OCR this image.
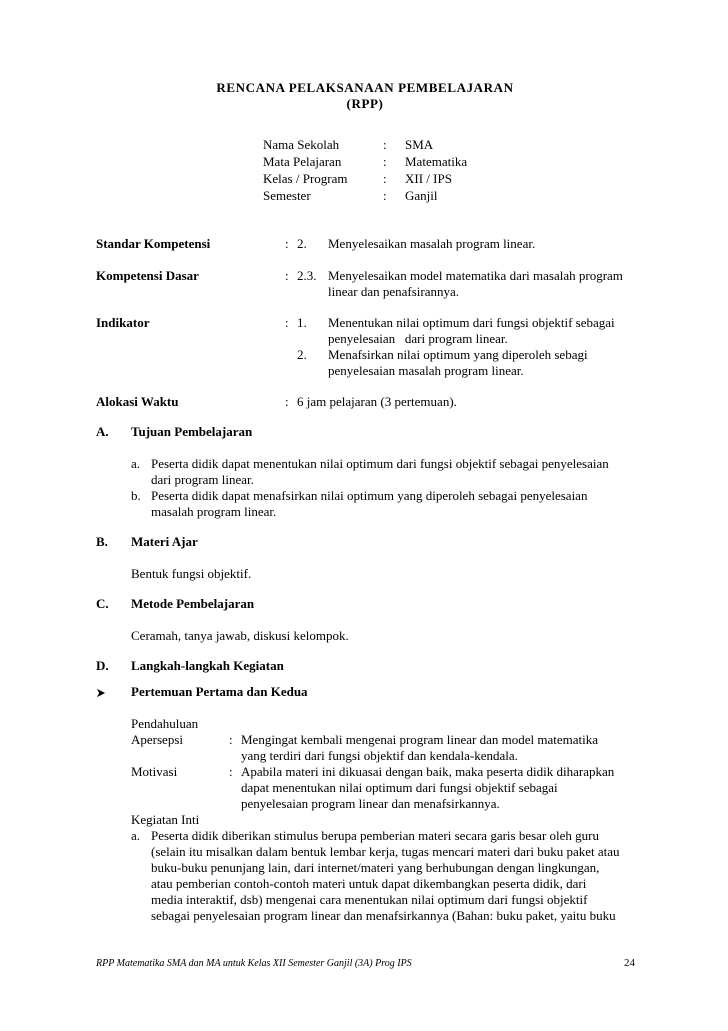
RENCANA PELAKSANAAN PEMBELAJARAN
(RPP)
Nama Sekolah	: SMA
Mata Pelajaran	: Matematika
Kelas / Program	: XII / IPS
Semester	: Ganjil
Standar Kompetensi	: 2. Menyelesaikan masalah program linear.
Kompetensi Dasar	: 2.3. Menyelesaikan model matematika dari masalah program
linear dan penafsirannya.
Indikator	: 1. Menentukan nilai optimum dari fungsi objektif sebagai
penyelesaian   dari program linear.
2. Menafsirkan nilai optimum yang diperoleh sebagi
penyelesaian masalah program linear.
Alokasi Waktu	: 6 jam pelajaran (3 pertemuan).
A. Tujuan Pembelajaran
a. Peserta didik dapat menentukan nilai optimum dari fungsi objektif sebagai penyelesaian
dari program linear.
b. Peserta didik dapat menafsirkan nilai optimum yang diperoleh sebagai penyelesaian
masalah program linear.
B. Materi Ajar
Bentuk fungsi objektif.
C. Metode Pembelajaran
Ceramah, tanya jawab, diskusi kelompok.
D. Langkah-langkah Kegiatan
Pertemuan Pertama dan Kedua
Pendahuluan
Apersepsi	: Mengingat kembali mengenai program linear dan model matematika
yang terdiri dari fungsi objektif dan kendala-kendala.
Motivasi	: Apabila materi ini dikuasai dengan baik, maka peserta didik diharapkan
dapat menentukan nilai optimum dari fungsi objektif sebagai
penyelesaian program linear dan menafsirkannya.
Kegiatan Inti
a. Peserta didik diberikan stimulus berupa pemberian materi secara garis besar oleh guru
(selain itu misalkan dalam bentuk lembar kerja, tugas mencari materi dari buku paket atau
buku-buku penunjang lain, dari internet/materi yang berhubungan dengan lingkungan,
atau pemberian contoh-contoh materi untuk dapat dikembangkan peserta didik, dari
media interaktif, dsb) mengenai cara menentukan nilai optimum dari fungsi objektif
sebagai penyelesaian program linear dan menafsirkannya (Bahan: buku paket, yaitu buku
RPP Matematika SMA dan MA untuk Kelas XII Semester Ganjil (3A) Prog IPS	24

+ + + +

Short problem: Gather, from the listing above, every line carrying the word "atau".

Correct answer:
(selain itu misalkan dalam bentuk lembar kerja, tugas mencari materi dari buku paket atau
atau pemberian contoh-contoh materi untuk dapat dikembangkan peserta didik, dari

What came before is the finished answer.